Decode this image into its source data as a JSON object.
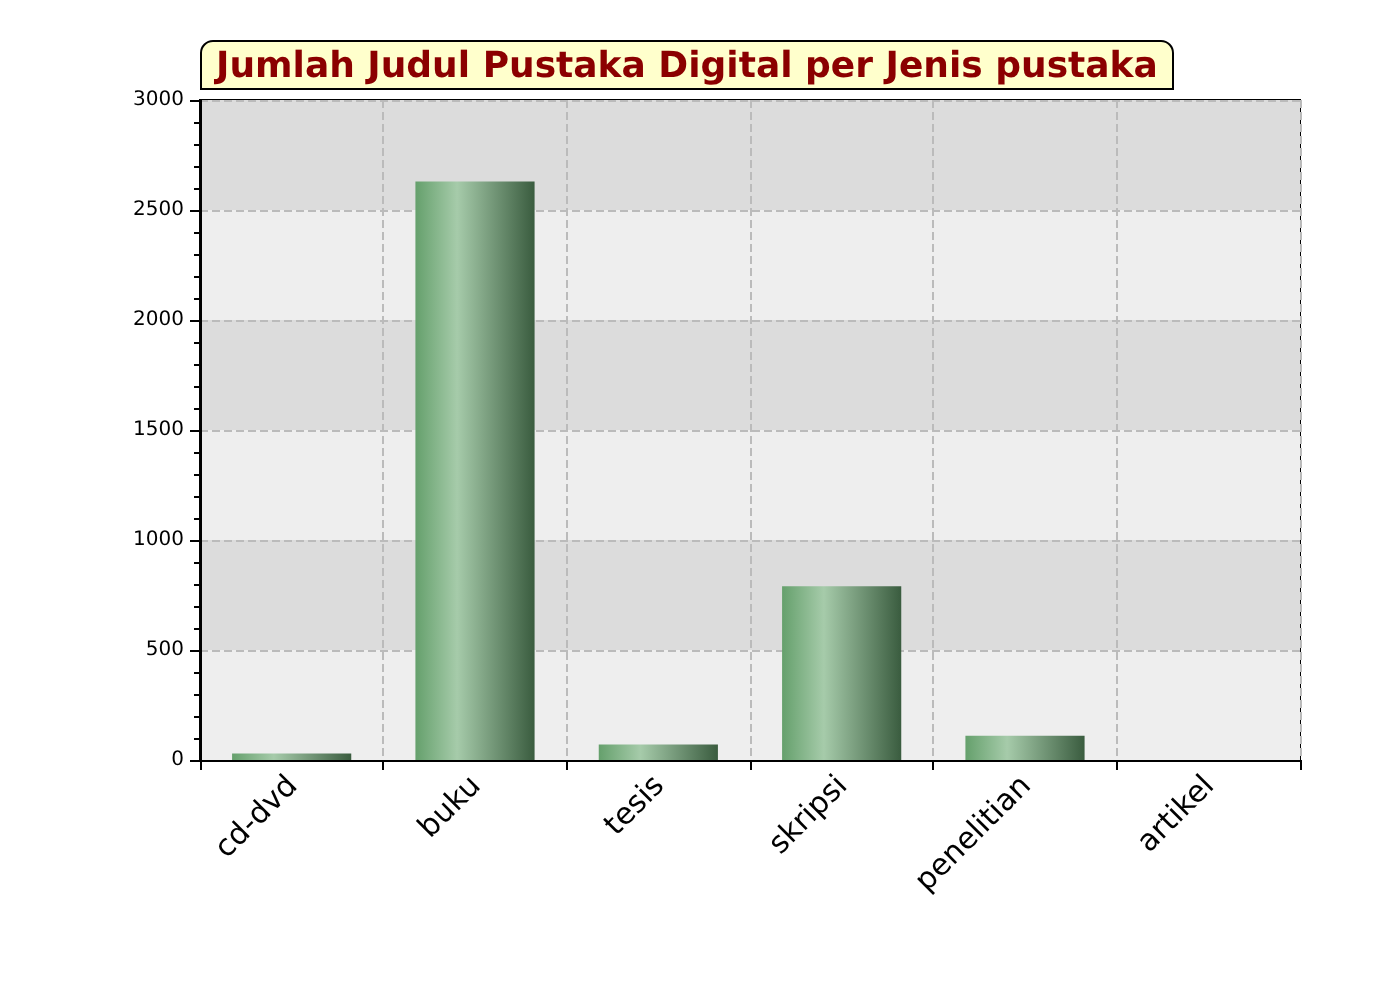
{
  "chart_data": {
    "type": "bar",
    "title": "Jumlah Judul Pustaka Digital per Jenis pustaka",
    "categories": [
      "cd-dvd",
      "buku",
      "tesis",
      "skripsi",
      "penelitian",
      "artikel"
    ],
    "values": [
      30,
      2630,
      70,
      790,
      110,
      0
    ],
    "color": "#6aa872",
    "ylim": [
      0,
      3000
    ],
    "yticks": [
      0,
      500,
      1000,
      1500,
      2000,
      2500,
      3000
    ],
    "grid": true
  }
}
::::::::
• _Stated goal_: Reproduce all of the material exactly, apart from the pictures.

• _Response to the exercise_:
Decode this image into its source data as a JSON object.
{
  "chart_data": {
    "type": "bar",
    "title": "Jumlah Judul Pustaka Digital per Jenis pustaka",
    "categories": [
      "cd-dvd",
      "buku",
      "tesis",
      "skripsi",
      "penelitian",
      "artikel"
    ],
    "values": [
      30,
      2630,
      70,
      790,
      110,
      0
    ],
    "color": "#6aa872",
    "ylim": [
      0,
      3000
    ],
    "yticks": [
      0,
      500,
      1000,
      1500,
      2000,
      2500,
      3000
    ],
    "grid": true
  }
}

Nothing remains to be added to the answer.